> _Goal_
Write out the whole listing again, exactly.

### Records provided ###

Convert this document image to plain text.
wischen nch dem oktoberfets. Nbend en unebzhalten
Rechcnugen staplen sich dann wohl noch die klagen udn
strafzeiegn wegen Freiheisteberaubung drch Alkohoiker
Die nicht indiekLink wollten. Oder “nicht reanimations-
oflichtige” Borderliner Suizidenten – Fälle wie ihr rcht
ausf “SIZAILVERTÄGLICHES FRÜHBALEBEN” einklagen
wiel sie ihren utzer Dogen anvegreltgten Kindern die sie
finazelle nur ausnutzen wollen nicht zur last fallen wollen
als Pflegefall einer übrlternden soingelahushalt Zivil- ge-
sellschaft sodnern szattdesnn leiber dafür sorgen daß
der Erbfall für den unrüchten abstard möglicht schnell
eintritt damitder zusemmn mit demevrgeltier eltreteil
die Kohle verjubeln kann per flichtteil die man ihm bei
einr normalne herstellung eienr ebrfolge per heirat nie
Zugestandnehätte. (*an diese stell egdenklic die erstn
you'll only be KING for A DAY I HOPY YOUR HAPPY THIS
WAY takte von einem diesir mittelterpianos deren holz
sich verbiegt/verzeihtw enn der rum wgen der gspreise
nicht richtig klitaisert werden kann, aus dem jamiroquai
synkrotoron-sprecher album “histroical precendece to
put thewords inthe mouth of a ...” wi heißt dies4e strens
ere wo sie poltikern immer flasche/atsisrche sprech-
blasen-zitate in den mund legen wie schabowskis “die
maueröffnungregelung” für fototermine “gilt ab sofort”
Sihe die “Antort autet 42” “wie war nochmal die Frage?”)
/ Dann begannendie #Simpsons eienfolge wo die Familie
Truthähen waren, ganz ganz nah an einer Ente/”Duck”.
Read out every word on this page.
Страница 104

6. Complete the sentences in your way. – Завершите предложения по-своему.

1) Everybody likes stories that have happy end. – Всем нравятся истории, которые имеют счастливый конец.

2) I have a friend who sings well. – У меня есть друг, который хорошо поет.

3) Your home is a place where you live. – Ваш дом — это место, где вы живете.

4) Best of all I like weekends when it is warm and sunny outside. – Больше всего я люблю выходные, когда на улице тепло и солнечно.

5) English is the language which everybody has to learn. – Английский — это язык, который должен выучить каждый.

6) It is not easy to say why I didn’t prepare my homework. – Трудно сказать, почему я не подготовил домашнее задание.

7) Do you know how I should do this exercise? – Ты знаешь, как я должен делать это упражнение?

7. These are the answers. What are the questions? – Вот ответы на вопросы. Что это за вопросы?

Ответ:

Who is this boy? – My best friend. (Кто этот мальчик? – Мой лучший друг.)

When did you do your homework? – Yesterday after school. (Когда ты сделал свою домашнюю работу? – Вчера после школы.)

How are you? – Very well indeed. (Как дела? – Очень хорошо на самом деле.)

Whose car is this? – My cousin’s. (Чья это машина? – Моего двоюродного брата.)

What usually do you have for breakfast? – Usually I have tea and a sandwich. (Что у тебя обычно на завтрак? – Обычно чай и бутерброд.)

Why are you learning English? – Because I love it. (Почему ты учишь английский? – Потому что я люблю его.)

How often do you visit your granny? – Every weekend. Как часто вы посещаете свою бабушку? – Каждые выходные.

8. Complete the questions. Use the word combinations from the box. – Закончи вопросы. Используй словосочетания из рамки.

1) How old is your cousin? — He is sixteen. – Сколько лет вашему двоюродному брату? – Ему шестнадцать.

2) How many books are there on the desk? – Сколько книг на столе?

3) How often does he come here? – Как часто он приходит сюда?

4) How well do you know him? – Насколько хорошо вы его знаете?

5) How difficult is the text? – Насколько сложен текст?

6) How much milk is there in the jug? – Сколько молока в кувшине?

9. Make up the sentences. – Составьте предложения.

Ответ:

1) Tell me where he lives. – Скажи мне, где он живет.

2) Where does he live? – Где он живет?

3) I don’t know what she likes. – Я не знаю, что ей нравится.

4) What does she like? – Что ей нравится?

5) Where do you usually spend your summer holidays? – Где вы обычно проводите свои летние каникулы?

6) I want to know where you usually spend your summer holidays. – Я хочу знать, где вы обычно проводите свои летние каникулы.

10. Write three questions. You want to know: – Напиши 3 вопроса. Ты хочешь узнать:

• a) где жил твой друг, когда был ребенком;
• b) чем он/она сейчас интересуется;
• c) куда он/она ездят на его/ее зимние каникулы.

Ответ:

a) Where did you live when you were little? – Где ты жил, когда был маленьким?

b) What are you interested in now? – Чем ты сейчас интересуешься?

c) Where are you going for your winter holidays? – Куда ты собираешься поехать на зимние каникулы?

###

> _Result_
Convert this document image to plain text.
wischen nch dem oktoberfets. Nbend en unebzhalten
Rechcnugen staplen sich dann wohl noch die klagen udn
strafzeiegn wegen Freiheisteberaubung drch Alkohoiker
Die nicht indiekLink wollten. Oder “nicht reanimations-
oflichtige” Borderliner Suizidenten – Fälle wie ihr rcht
ausf “SIZAILVERTÄGLICHES FRÜHBALEBEN” einklagen
wiel sie ihren utzer Dogen anvegreltgten Kindern die sie
finazelle nur ausnutzen wollen nicht zur last fallen wollen
als Pflegefall einer übrlternden soingelahushalt Zivil- ge-
sellschaft sodnern szattdesnn leiber dafür sorgen daß
der Erbfall für den unrüchten abstard möglicht schnell
eintritt damitder zusemmn mit demevrgeltier eltreteil
die Kohle verjubeln kann per flichtteil die man ihm bei
einr normalne herstellung eienr ebrfolge per heirat nie
Zugestandnehätte. (*an diese stell egdenklic die erstn
you'll only be KING for A DAY I HOPY YOUR HAPPY THIS
WAY takte von einem diesir mittelterpianos deren holz
sich verbiegt/verzeihtw enn der rum wgen der gspreise
nicht richtig klitaisert werden kann, aus dem jamiroquai
synkrotoron-sprecher album “histroical precendece to
put thewords inthe mouth of a ...” wi heißt dies4e strens
ere wo sie poltikern immer flasche/atsisrche sprech-
blasen-zitate in den mund legen wie schabowskis “die
maueröffnungregelung” für fototermine “gilt ab sofort”
Sihe die “Antort autet 42” “wie war nochmal die Frage?”)
/ Dann begannendie #Simpsons eienfolge wo die Familie
Truthähen waren, ganz ganz nah an einer Ente/”Duck”.
Read out every word on this page.
Страница 104

6. Complete the sentences in your way. – Завершите предложения по-своему.

1) Everybody likes stories that have happy end. – Всем нравятся истории, которые имеют счастливый конец.

2) I have a friend who sings well. – У меня есть друг, который хорошо поет.

3) Your home is a place where you live. – Ваш дом — это место, где вы живете.

4) Best of all I like weekends when it is warm and sunny outside. – Больше всего я люблю выходные, когда на улице тепло и солнечно.

5) English is the language which everybody has to learn. – Английский — это язык, который должен выучить каждый.

6) It is not easy to say why I didn’t prepare my homework. – Трудно сказать, почему я не подготовил домашнее задание.

7) Do you know how I should do this exercise? – Ты знаешь, как я должен делать это упражнение?

7. These are the answers. What are the questions? – Вот ответы на вопросы. Что это за вопросы?

Ответ:

Who is this boy? – My best friend. (Кто этот мальчик? – Мой лучший друг.)

When did you do your homework? – Yesterday after school. (Когда ты сделал свою домашнюю работу? – Вчера после школы.)

How are you? – Very well indeed. (Как дела? – Очень хорошо на самом деле.)

Whose car is this? – My cousin’s. (Чья это машина? – Моего двоюродного брата.)

What usually do you have for breakfast? – Usually I have tea and a sandwich. (Что у тебя обычно на завтрак? – Обычно чай и бутерброд.)

Why are you learning English? – Because I love it. (Почему ты учишь английский? – Потому что я люблю его.)

How often do you visit your granny? – Every weekend. Как часто вы посещаете свою бабушку? – Каждые выходные.

8. Complete the questions. Use the word combinations from the box. – Закончи вопросы. Используй словосочетания из рамки.

1) How old is your cousin? — He is sixteen. – Сколько лет вашему двоюродному брату? – Ему шестнадцать.

2) How many books are there on the desk? – Сколько книг на столе?

3) How often does he come here? – Как часто он приходит сюда?

4) How well do you know him? – Насколько хорошо вы его знаете?

5) How difficult is the text? – Насколько сложен текст?

6) How much milk is there in the jug? – Сколько молока в кувшине?

9. Make up the sentences. – Составьте предложения.

Ответ:

1) Tell me where he lives. – Скажи мне, где он живет.

2) Where does he live? – Где он живет?

3) I don’t know what she likes. – Я не знаю, что ей нравится.

4) What does she like? – Что ей нравится?

5) Where do you usually spend your summer holidays? – Где вы обычно проводите свои летние каникулы?

6) I want to know where you usually spend your summer holidays. – Я хочу знать, где вы обычно проводите свои летние каникулы.

10. Write three questions. You want to know: – Напиши 3 вопроса. Ты хочешь узнать:

• a) где жил твой друг, когда был ребенком;
• b) чем он/она сейчас интересуется;
• c) куда он/она ездят на его/ее зимние каникулы.

Ответ:

a) Where did you live when you were little? – Где ты жил, когда был маленьким?

b) What are you interested in now? – Чем ты сейчас интересуешься?

c) Where are you going for your winter holidays? – Куда ты собираешься поехать на зимние каникулы?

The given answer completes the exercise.